▸ What this task involves: In the data below, find every line with the string "title" and pull it out.

▸ Entries:
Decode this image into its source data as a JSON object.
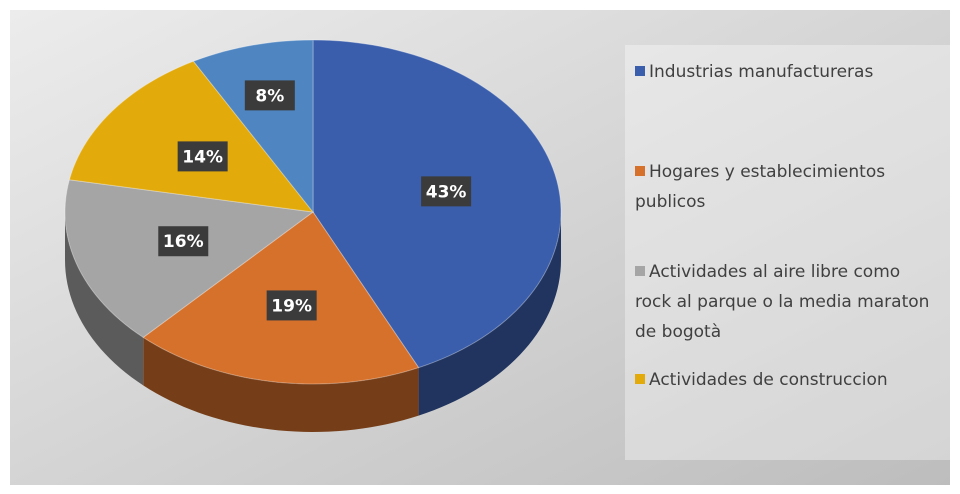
{
  "chart_data": {
    "type": "pie",
    "categories": [
      "Industrias manufactureras",
      "Hogares y establecimientos publicos",
      "Actividades al aire libre como rock al parque o la media maraton de bogotà",
      "Actividades de construccion",
      null
    ],
    "values": [
      43,
      19,
      16,
      14,
      8
    ],
    "value_labels": [
      "43%",
      "19%",
      "16%",
      "14%",
      "8%"
    ],
    "colors": [
      "#3a5eac",
      "#d6712c",
      "#a5a5a5",
      "#e2aa0b",
      "#4f86c2"
    ]
  }
}
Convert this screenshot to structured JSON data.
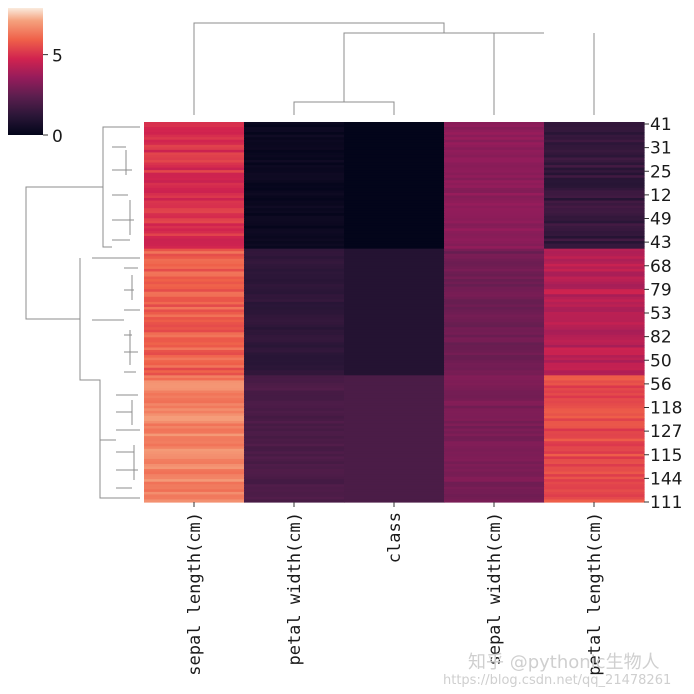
{
  "chart_data": {
    "type": "heatmap",
    "title": "",
    "columns": [
      "sepal length(cm)",
      "petal width(cm)",
      "class",
      "sepal width(cm)",
      "petal length(cm)"
    ],
    "row_tick_labels": [
      "41",
      "31",
      "25",
      "12",
      "49",
      "43",
      "68",
      "79",
      "53",
      "82",
      "50",
      "56",
      "118",
      "127",
      "115",
      "144",
      "111"
    ],
    "colorbar": {
      "ticks": [
        0,
        5
      ],
      "vmin": 0,
      "vmax": 7.9,
      "colormap": "rocket"
    },
    "groups": [
      {
        "rows": 50,
        "values": [
          5.0,
          0.25,
          0.0,
          3.4,
          1.45
        ]
      },
      {
        "rows": 50,
        "values": [
          5.9,
          1.3,
          1.0,
          2.8,
          4.3
        ]
      },
      {
        "rows": 50,
        "values": [
          6.6,
          2.0,
          2.0,
          3.0,
          5.5
        ]
      }
    ],
    "grid": false
  },
  "watermark": {
    "line1": "知乎 @pythonic生物人",
    "line2": "https://blog.csdn.net/qq_21478261"
  }
}
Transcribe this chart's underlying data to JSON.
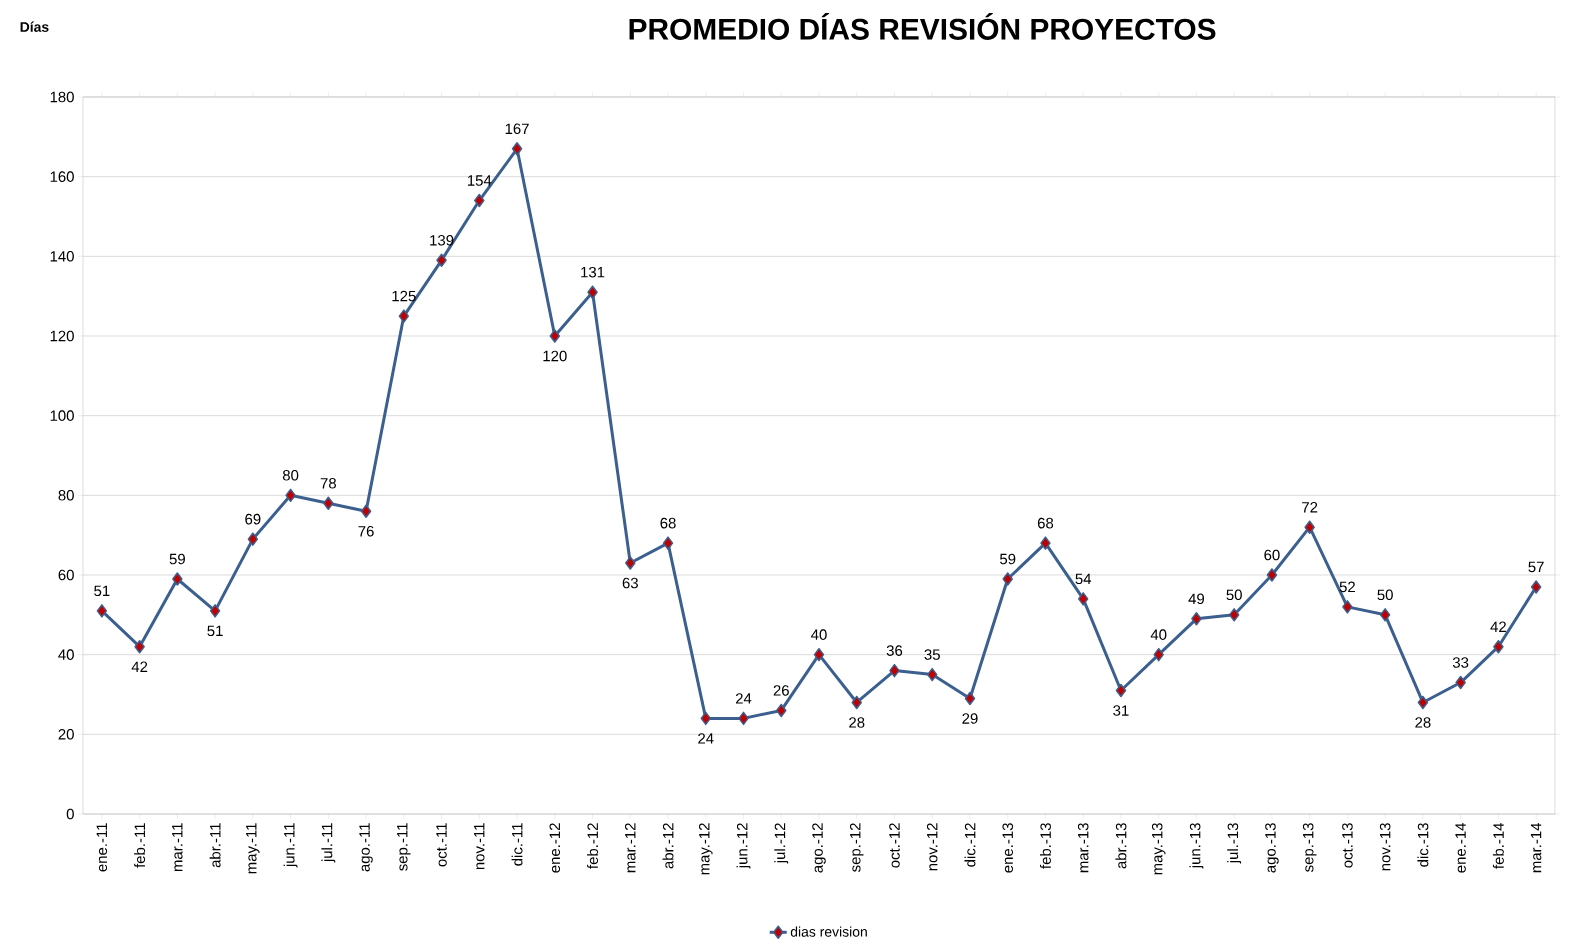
{
  "chart_data": {
    "type": "line",
    "title": "PROMEDIO DÍAS REVISIÓN PROYECTOS",
    "ylabel": "Días",
    "categories": [
      "ene.-11",
      "feb.-11",
      "mar.-11",
      "abr.-11",
      "may.-11",
      "jun.-11",
      "jul.-11",
      "ago.-11",
      "sep.-11",
      "oct.-11",
      "nov.-11",
      "dic.-11",
      "ene.-12",
      "feb.-12",
      "mar.-12",
      "abr.-12",
      "may.-12",
      "jun.-12",
      "jul.-12",
      "ago.-12",
      "sep.-12",
      "oct.-12",
      "nov.-12",
      "dic.-12",
      "ene.-13",
      "feb.-13",
      "mar.-13",
      "abr.-13",
      "may.-13",
      "jun.-13",
      "jul.-13",
      "ago.-13",
      "sep.-13",
      "oct.-13",
      "nov.-13",
      "dic.-13",
      "ene.-14",
      "feb.-14",
      "mar.-14"
    ],
    "series": [
      {
        "name": "dias revision",
        "color": "#3b5f8e",
        "values": [
          51,
          42,
          59,
          51,
          69,
          80,
          78,
          76,
          125,
          139,
          154,
          167,
          120,
          131,
          63,
          68,
          24,
          24,
          26,
          40,
          28,
          36,
          35,
          29,
          59,
          68,
          54,
          31,
          40,
          49,
          50,
          60,
          72,
          52,
          50,
          28,
          33,
          42,
          57
        ]
      }
    ],
    "ylim": [
      0,
      180
    ],
    "yticks": [
      0,
      20,
      40,
      60,
      80,
      100,
      120,
      140,
      160,
      180
    ],
    "grid": "y",
    "legend": "bottom",
    "marker": "diamond",
    "line_style": "solid",
    "data_labels": true
  }
}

▸ The reply:
    "title": "",
    "title": "PROMEDIO DÍAS REVISIÓN PROYECTOS",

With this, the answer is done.